Recorded data:
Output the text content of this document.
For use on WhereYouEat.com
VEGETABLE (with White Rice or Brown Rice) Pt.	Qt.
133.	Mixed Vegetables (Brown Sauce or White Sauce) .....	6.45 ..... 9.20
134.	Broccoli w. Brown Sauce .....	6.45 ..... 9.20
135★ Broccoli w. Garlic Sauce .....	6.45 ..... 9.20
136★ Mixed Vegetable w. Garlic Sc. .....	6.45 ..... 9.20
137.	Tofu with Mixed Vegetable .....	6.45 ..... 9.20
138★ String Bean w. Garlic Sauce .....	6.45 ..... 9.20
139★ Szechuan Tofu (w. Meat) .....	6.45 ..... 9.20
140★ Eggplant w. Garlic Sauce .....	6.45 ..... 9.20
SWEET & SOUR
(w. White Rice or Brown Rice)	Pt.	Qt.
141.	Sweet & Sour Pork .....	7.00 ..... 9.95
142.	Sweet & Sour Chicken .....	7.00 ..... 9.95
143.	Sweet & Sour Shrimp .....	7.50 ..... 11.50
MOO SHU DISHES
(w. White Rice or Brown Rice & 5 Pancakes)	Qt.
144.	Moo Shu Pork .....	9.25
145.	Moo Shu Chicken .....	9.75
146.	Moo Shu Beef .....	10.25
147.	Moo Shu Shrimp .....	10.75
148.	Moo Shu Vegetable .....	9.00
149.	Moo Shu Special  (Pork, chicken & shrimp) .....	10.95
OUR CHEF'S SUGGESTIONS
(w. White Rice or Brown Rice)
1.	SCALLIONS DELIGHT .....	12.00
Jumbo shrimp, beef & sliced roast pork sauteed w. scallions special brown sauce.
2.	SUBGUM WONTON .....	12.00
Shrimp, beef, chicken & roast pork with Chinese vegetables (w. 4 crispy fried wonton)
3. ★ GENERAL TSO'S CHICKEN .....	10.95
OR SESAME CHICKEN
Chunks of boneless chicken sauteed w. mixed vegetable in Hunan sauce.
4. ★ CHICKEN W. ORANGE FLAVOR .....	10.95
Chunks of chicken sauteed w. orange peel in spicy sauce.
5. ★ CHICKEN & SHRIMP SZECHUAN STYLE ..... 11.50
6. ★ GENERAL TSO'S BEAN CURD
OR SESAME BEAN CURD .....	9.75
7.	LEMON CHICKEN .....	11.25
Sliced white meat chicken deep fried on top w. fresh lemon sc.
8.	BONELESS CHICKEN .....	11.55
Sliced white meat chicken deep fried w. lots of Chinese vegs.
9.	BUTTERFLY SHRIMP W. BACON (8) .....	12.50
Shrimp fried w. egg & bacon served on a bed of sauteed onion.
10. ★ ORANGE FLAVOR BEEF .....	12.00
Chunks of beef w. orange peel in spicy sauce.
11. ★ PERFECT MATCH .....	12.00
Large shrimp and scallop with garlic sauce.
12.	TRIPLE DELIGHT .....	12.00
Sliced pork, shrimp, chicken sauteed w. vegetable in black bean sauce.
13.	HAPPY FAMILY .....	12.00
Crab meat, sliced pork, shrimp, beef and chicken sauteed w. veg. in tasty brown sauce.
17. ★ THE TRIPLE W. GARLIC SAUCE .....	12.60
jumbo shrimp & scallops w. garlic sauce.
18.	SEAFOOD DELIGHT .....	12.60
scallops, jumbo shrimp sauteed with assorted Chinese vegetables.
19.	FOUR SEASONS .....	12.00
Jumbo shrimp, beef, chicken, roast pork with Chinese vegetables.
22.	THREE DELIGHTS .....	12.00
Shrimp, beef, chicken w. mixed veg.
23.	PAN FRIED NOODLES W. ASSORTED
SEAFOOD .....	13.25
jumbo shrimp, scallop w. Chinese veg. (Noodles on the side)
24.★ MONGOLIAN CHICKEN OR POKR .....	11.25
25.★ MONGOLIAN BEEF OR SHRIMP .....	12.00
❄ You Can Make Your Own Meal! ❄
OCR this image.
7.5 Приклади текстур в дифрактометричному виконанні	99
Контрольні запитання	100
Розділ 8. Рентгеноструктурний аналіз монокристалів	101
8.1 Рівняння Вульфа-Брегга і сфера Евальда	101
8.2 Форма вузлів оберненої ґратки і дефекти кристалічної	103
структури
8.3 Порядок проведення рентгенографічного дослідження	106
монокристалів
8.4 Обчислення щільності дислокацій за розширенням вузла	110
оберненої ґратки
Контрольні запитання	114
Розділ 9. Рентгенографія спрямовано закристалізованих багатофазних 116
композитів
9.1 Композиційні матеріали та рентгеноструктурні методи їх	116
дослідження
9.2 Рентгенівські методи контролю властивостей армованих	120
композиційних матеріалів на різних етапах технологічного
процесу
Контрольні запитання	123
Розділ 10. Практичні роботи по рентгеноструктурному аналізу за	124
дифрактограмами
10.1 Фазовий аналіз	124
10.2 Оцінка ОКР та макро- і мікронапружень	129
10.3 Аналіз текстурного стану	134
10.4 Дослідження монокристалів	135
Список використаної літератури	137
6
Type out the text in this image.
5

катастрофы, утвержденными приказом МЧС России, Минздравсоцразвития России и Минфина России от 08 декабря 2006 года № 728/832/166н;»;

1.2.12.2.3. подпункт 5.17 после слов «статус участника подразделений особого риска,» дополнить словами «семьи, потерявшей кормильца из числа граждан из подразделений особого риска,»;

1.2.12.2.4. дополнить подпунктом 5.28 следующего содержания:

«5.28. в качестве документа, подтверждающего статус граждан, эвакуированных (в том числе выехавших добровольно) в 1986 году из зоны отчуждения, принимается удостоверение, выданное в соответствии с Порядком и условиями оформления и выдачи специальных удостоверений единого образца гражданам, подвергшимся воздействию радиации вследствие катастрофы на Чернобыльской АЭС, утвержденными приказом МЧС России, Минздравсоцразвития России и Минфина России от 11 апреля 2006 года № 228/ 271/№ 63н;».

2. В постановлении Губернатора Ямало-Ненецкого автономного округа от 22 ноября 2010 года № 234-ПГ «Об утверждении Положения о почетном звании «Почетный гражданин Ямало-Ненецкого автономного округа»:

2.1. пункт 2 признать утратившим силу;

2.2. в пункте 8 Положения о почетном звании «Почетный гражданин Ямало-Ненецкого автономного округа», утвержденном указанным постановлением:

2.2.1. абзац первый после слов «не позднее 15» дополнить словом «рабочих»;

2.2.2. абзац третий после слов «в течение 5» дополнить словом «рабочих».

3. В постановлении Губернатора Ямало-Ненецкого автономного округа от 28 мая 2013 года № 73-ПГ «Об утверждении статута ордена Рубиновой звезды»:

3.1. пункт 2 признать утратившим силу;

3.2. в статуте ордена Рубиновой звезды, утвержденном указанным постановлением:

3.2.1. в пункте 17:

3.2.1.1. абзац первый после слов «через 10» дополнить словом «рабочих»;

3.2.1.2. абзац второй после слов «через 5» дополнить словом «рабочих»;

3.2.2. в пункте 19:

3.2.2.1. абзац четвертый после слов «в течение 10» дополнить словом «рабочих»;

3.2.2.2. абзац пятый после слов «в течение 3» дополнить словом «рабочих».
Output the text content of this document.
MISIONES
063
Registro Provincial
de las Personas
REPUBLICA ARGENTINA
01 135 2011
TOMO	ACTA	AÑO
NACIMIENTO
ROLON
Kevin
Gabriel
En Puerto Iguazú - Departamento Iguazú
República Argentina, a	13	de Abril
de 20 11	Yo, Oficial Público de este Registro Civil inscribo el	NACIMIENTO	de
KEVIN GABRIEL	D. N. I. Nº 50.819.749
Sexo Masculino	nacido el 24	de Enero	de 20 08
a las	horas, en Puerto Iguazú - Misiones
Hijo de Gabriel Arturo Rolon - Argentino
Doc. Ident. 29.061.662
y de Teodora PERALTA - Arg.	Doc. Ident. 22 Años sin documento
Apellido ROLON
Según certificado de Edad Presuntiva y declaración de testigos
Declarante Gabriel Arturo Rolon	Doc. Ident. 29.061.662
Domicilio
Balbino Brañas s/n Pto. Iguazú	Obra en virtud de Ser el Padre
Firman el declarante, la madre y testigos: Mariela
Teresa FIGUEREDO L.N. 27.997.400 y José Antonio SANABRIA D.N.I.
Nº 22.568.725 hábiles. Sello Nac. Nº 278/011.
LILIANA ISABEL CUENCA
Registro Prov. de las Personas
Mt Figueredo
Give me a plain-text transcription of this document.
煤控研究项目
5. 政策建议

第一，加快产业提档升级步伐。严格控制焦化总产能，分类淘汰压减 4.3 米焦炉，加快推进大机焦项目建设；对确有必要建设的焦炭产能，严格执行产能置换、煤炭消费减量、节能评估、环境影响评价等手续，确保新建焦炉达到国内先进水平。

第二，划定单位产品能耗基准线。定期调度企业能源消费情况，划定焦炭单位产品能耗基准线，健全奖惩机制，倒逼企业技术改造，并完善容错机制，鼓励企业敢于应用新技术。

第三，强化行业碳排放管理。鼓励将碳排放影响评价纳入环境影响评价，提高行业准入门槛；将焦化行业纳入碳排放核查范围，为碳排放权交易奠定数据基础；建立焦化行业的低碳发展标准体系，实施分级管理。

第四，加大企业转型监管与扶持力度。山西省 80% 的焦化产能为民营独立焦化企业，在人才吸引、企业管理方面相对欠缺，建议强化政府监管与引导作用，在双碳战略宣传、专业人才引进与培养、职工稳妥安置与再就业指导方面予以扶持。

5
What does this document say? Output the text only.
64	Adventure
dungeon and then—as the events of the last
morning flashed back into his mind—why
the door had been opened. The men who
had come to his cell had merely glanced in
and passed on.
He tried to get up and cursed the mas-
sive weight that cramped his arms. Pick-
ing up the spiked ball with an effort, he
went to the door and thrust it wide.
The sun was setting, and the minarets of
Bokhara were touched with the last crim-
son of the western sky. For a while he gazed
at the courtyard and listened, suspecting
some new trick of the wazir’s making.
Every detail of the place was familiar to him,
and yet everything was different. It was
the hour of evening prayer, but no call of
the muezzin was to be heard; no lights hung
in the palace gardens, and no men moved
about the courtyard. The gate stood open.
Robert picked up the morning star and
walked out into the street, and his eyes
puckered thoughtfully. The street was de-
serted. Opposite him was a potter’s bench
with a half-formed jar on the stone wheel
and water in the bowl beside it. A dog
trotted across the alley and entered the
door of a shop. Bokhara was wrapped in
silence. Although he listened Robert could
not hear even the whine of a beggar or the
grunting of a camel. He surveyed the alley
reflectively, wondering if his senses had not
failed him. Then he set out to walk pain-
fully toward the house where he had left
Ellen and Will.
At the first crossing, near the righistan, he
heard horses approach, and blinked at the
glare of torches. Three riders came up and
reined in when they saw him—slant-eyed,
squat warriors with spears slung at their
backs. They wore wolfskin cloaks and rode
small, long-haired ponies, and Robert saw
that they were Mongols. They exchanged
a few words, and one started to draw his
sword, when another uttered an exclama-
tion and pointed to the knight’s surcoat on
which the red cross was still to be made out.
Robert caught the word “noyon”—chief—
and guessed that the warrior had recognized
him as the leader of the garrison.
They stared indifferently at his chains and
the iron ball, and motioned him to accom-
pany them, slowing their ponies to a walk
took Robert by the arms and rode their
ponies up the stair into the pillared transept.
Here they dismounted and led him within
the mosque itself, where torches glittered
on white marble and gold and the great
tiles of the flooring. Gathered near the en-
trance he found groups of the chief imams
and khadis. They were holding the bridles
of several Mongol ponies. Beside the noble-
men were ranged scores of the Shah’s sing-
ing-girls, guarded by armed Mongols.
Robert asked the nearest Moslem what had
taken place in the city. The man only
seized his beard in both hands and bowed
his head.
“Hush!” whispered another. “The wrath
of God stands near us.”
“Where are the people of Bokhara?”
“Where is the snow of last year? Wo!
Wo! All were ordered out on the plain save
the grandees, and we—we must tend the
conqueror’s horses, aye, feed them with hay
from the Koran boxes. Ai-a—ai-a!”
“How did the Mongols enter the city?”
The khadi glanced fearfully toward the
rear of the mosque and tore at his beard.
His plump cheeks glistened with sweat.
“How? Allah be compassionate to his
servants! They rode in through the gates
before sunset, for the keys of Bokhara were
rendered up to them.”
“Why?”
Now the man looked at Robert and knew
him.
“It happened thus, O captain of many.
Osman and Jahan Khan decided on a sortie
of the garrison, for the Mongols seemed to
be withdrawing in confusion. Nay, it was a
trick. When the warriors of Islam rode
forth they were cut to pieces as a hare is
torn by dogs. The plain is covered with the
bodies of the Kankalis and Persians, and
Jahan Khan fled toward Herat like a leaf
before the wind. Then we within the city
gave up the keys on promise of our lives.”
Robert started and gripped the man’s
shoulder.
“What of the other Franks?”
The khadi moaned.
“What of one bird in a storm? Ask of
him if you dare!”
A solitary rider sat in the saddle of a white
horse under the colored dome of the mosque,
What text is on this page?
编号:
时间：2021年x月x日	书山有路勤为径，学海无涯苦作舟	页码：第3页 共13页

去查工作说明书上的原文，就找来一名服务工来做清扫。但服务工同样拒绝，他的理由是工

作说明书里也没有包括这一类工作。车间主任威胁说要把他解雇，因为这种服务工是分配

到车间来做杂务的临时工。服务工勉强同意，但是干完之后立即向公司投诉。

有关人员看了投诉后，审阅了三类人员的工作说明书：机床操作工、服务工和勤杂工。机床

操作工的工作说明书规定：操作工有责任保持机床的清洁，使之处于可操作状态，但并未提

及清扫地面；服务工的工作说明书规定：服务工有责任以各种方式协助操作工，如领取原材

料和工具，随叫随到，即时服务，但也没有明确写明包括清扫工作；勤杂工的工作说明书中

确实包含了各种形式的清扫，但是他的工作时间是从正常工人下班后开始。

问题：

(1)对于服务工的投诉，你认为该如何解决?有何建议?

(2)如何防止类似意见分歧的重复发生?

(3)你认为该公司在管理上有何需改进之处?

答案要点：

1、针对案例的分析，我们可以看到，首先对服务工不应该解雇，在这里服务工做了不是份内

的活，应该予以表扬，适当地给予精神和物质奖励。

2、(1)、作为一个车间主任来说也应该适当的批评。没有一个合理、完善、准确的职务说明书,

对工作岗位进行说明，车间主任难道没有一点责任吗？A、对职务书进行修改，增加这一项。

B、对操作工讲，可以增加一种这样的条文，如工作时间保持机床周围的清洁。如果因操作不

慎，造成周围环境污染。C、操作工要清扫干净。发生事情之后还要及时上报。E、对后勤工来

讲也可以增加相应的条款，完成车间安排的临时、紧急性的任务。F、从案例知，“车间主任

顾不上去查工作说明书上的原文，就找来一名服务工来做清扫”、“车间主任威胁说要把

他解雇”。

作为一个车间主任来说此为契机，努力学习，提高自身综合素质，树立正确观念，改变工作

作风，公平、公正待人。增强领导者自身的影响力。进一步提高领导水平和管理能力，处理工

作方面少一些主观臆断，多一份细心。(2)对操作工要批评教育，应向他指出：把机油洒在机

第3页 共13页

[Instructions for the task]: Gather each line holding the string "image".

[Task solution]:
OCR this image.
Type out the text in this image.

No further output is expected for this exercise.